■ Directive
Write out exactly the lines below that run from the line containing "What's the underlying" through the last line of the records.

■ Record list
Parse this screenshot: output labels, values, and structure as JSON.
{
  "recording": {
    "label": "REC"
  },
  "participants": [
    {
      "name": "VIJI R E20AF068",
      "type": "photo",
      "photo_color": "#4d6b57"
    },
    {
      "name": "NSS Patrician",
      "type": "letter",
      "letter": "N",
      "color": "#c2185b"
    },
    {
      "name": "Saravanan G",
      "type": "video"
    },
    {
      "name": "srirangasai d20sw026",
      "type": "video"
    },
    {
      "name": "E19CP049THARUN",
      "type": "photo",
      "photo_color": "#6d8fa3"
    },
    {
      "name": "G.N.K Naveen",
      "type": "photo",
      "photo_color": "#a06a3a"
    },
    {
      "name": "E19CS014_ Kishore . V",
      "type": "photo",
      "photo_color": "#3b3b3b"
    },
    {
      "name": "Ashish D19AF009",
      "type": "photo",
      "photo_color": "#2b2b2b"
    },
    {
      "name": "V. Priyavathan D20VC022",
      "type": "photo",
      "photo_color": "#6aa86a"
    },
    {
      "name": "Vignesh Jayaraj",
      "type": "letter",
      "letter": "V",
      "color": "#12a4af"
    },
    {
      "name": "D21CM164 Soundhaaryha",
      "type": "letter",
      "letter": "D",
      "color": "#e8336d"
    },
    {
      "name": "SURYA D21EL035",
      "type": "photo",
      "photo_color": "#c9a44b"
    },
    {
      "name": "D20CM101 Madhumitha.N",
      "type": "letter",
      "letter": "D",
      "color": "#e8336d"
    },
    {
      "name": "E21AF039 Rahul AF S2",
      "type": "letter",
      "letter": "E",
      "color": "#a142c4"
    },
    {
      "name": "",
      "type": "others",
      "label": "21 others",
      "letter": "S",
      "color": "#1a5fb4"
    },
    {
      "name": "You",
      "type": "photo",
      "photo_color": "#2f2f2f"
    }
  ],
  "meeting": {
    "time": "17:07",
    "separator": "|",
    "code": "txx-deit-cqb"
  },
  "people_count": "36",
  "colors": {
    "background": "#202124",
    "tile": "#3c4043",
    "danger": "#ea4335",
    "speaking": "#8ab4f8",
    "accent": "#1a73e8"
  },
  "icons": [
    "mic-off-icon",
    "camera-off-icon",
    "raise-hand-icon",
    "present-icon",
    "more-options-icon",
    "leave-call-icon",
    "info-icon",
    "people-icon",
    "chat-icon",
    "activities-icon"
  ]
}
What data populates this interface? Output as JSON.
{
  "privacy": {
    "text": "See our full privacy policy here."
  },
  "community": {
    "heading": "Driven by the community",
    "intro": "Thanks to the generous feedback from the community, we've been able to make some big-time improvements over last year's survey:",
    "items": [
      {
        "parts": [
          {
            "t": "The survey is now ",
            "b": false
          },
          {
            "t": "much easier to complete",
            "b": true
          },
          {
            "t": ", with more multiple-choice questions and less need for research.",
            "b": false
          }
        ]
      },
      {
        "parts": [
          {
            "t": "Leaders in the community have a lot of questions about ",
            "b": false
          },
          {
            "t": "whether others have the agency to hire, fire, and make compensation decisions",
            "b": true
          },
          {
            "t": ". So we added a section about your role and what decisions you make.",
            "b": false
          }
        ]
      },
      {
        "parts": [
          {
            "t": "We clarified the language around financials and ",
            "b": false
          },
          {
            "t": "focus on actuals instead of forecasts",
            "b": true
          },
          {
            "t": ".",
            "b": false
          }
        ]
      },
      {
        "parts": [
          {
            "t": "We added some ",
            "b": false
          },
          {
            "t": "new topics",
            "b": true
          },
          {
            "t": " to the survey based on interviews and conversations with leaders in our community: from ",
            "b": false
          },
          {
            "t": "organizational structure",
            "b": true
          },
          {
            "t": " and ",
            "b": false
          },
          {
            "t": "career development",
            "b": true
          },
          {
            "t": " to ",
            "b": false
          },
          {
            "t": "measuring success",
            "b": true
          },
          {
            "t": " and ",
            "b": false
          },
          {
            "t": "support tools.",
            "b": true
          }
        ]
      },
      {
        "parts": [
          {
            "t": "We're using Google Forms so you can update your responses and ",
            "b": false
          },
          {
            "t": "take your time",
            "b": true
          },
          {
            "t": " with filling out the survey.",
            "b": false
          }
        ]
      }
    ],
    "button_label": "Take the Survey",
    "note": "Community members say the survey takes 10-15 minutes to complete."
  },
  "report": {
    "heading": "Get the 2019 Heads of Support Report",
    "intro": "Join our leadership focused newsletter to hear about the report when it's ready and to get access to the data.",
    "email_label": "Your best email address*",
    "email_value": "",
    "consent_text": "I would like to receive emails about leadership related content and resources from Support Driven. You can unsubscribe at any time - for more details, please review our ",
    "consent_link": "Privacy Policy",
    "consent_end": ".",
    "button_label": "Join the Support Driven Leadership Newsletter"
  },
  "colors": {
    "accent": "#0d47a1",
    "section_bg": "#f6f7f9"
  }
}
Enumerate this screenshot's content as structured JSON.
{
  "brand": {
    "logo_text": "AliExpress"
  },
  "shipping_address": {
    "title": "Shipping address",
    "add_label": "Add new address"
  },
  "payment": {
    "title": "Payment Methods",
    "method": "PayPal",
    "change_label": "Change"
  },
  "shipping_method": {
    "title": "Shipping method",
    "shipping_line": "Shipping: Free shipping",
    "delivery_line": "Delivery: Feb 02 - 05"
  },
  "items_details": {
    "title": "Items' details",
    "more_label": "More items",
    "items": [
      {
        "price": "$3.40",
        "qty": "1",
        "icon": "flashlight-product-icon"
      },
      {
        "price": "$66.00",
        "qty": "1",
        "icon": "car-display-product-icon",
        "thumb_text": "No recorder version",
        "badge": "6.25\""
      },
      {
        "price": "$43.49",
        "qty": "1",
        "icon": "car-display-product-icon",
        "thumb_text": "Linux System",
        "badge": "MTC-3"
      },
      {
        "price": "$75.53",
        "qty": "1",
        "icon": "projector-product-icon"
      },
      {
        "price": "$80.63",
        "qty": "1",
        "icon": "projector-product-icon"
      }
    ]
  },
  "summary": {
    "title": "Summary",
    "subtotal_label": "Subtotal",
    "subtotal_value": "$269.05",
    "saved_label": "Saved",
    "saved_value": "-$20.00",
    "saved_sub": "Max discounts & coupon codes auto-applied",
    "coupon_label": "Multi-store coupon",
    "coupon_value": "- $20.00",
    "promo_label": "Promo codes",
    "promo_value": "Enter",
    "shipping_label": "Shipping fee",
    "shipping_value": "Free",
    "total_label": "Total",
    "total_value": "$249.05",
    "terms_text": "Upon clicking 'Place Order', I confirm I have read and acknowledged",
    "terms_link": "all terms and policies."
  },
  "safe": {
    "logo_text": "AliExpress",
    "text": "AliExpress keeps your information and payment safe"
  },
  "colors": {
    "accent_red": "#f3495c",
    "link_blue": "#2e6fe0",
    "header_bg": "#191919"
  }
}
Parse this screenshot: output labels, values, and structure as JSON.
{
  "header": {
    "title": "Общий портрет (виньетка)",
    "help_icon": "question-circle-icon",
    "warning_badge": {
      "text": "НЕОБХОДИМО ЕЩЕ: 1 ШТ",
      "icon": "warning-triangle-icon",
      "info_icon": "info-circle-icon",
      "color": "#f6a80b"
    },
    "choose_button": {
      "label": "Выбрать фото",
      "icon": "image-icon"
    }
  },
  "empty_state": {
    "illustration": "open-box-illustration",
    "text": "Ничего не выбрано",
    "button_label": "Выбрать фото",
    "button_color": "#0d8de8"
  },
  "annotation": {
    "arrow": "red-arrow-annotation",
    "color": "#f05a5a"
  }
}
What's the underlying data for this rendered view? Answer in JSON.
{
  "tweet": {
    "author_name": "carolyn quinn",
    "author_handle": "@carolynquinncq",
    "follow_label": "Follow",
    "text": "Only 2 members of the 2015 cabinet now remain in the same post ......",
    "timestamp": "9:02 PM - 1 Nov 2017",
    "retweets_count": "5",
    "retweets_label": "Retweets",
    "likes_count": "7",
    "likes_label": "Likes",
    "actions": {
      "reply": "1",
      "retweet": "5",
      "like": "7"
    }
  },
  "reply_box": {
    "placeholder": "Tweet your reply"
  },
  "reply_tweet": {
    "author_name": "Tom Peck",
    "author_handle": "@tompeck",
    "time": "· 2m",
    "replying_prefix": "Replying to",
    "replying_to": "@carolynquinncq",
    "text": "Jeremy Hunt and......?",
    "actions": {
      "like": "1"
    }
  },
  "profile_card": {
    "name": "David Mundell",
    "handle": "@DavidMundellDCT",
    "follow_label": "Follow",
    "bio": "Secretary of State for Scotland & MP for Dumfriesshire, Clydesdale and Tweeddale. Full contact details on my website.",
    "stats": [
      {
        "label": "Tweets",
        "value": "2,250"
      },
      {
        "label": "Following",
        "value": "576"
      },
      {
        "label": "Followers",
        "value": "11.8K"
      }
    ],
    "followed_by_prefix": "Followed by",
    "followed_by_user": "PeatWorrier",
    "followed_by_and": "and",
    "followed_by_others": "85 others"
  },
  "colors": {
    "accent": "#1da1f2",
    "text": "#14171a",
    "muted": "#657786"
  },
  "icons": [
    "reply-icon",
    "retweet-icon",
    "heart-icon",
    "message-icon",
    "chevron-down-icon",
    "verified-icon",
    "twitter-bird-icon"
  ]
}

■ Result for this exercise
What's the underlying data for this rendered view? Answer in JSON.
{
  "tweet": {
    "author_name": "carolyn quinn",
    "author_handle": "@carolynquinncq",
    "follow_label": "Follow",
    "text": "Only 2 members of the 2015 cabinet now remain in the same post ......",
    "timestamp": "9:02 PM - 1 Nov 2017",
    "retweets_count": "5",
    "retweets_label": "Retweets",
    "likes_count": "7",
    "likes_label": "Likes",
    "actions": {
      "reply": "1",
      "retweet": "5",
      "like": "7"
    }
  },
  "reply_box": {
    "placeholder": "Tweet your reply"
  },
  "reply_tweet": {
    "author_name": "Tom Peck",
    "author_handle": "@tompeck",
    "time": "· 2m",
    "replying_prefix": "Replying to",
    "replying_to": "@carolynquinncq",
    "text": "Jeremy Hunt and......?",
    "actions": {
      "like": "1"
    }
  },
  "profile_card": {
    "name": "David Mundell",
    "handle": "@DavidMundellDCT",
    "follow_label": "Follow",
    "bio": "Secretary of State for Scotland & MP for Dumfriesshire, Clydesdale and Tweeddale. Full contact details on my website.",
    "stats": [
      {
        "label": "Tweets",
        "value": "2,250"
      },
      {
        "label": "Following",
        "value": "576"
      },
      {
        "label": "Followers",
        "value": "11.8K"
      }
    ],
    "followed_by_prefix": "Followed by",
    "followed_by_user": "PeatWorrier",
    "followed_by_and": "and",
    "followed_by_others": "85 others"
  },
  "colors": {
    "accent": "#1da1f2",
    "text": "#14171a",
    "muted": "#657786"
  },
  "icons": [
    "reply-icon",
    "retweet-icon",
    "heart-icon",
    "message-icon",
    "chevron-down-icon",
    "verified-icon",
    "twitter-bird-icon"
  ]
}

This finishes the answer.